### What is expected
Extract every line from the records below that contains the word "Shorthand".

### Material shown

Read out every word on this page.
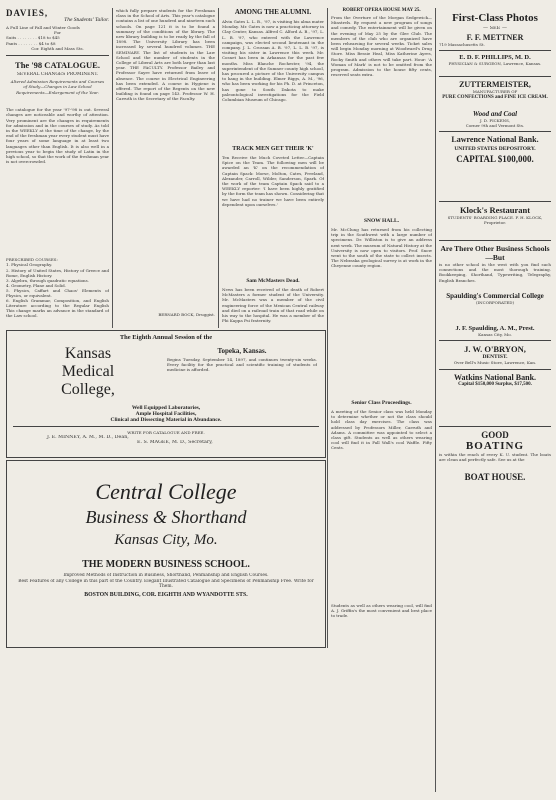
DAVIES,
The Students' Tailor.
A Full Line of Fall and Winter Goods
For
Suits . . . . . . . . $18 to $45
Pants . . . . . . . . $4 to $8
Cor. Eighth and Mass Sts.
The '98 CATALOGUE.
SEVERAL CHANGES PROMINENT.
Altered Admission Requirements and Courses of Study—Changes in Law School Requirements—Enlargement of the Year.
The catalogue for the year '97-'98 is out. Several changes are noticeable and worthy of attention. Very prominent are the changes in requirements for admission and in the courses of study. As told in the WEEKLY at the time of the change, by the end of the freshman year every student must have four years of some language in at least two languages other than English. It is also well in a previous year to begin the study of Latin in the high school, so that the work of the freshman year is not overcrowded.
PRESCRIBED COURSES:
1. Physical Geography.
2. History of United States, History of Greece and Rome, English History.
3. Algebra, through quadratic equations.
4. Geometry, Plane and Solid.
5. Physics, Caffart and Chaos' Elements of Physics, or equivalent.
6. English Grammar, Composition, and English Literature according to the Regular English
This change marks an advance in the standard of the Law school.
which fully prepare students for the Freshman class in the School of Arts. This year's catalogue contains a list of one hundred and nineteen such schools. On page 121 it is to be found a summary of the conditions of the library. The new library building is to be ready by the fall of 1898. The University Library has been increased by several hundred volumes. THE SEMINARY. The list of students in the Law School and the number of students in the College of Liberal Arts are both larger than last year. THE FACULTY. Professor Bailey and Professor Sayre have returned from leave of absence. The course in Electrical Engineering has been extended. A course in Hygiene is offered. The report of the Regents on the new building is found on page 143. Professor W. H. Carruth is the Secretary of the Faculty.
BERNARD BOCK, Druggist.
AMONG THE ALUMNI.
Alvin Gates L. L. B., '97, is visiting his alma mater Monday. Mr. Gates is now a practicing attorney in Clay Center, Kansas. Alfred C. Alford A. B., '97, L. L. B. '97, who entered with the Lawrence campaign, was elected second lieutenant in the company. J. L. Crossan A. B. '97, L. L. B. '97, is visiting his sister in Lawrence this week. Mr. Cosnet has been in Arkansas for the past few months. Miss Blanche Rochester, '94, the superintendent of the Sumner county high school, has procured a picture of the University campus to hang in the building. Elmer Riggs, A. M., '96, who has been working for his Ph. D. at Princeton, has gone to South Dakota to make paleontological investigations for the Field Columbian Museum of Chicago.
TRACK MEN GET THEIR 'K'
Ten Receive the Much Coveted Letter—Captain Spice on the Team. The following men will be awarded an 'K' on the recommendation of Captain Spack: Morse, Molton, Cates, Freeland, Alexander, Carroll, Wilder, Sanderson, Spark. Of the work of the team Captain Spack said to a WEEKLY reporter: 'I have been highly gratified by the form the team has shown. Considering that we have had no trainer we have been entirely dependent upon ourselves.'
Sam McMasters Dead.
News has been received of the death of Robert McMasters a former student of the University. Mr. McMasters was a member of the civil engineering force of the Mexican Central railway and died on a railroad train of that road while on his way to the hospital. He was a member of the Phi Kappa Psi fraternity.
ROBERT OPERA HOUSE MAY 25.
From the Overture of the Morgan Sedgewick—Minstrels. By request a new program of songs and comedy. The entertainment will be given on the evening of May 25 by the Glee Club. The members of the club who are organized have been rehearsing for several weeks. Ticket sales will begin Monday morning at Woodward's Drug Store. Miss Bessie Heal, Miss Katherine Ayres, Rocky Smith and others will take part. Hour: 'A Woman of Mark' is not to be omitted from the program. Admission to the house fifty cents, reserved seats extra.
SNOW HALL.
Mr. McClung has returned from his collecting trip in the Southwest with a large number of specimens. Dr. Williston is to give an address next week. The museum of Natural History at the University is now open to visitors. Prof. Snow went to the south of the state to collect insects. The Nebraska geological survey is at work in the Cheyenne county region.
Senior Class Proceedings.
A meeting of the Senior class was held Monday to determine whether or not the class should hold class day exercises. The class was addressed by Professors Miller, Carruth and Adams. A committee was appointed to select a class gift. Students as well as others wearing cool will find it in Fall Wall's cool Waffle. Fifty Cents.
Students as well as others wearing cool, will find A. J. Griffin's the most convenient and best place to trade.
First-Class Photos
— SEE —
F. F. METTNER
719 Massachusetts St.
E. D. F. PHILLIPS, M. D.
PHYSICIAN & SURGEON, Lawrence, Kansas.
ZUTTERMEISTER,
MANUFACTURER OF
PURE CONFECTIONS and FINE ICE CREAM.
Wood and Coal
J. D. PICKENS,
Corner 9th and Vermont Sts.
Lawrence National Bank.
UNITED STATES DEPOSITORY.
CAPITAL $100,000.
Klock's Restaurant
STUDENTS' BOARDING PLACE. F. H. KLOCK, Proprietor.
Are There Other Business Schools—But
is no other school in the west with you find such connections and the most thorough training. Bookkeeping, Shorthand, Typewriting, Telegraphy, English Branches.
Spaulding's Commercial College
(INCORPORATED)
J. F. Spaulding, A. M., Prest.
Kansas City, Mo.
J. W. O'BRYON,
DENTIST.
Over Bell's Music Store, Lawrence, Kan.
Watkins National Bank.
Capital $150,000 Surplus, $17,500.
GOOD
BOATING
is within the reach of every K. U. student. The boats are clean and perfectly safe. See us at the
BOAT HOUSE.
The Eighth Annual Session of the
Kansas
Medical
College,
Topeka, Kansas.
Begins Tuesday, September 14, 1897, and continues twenty-six weeks. Every facility for the practical and scientific training of students of medicine is afforded.
Well Equipped Laboratories,
Ample Hospital Facilities,
Clinical and Dissecting Material in Abundance.
WRITE FOR CATALOGUE AND FREE.
J. E. MINNEY, A. M., M. D., Dean,
E. S. MAGEE, M. D., Secretary,
Central College
Business & Shorthand
Kansas City, Mo.
THE MODERN BUSINESS SCHOOL.
Improved Methods of Instruction in Business, Shorthand, Penmanship and English Courses.
Best Features of any College in this part of the Country. Elegant Illustrated Catalogue and Specimens of Penmanship Free. Write for Them.
BOSTON BUILDING, COR. EIGHTH AND WYANDOTTE STS.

### Response to the task
is no other school in the west with you find such connections and the most thorough training. Bookkeeping, Shorthand, Typewriting, Telegraphy, English Branches.
Business & Shorthand
Improved Methods of Instruction in Business, Shorthand, Penmanship and English Courses.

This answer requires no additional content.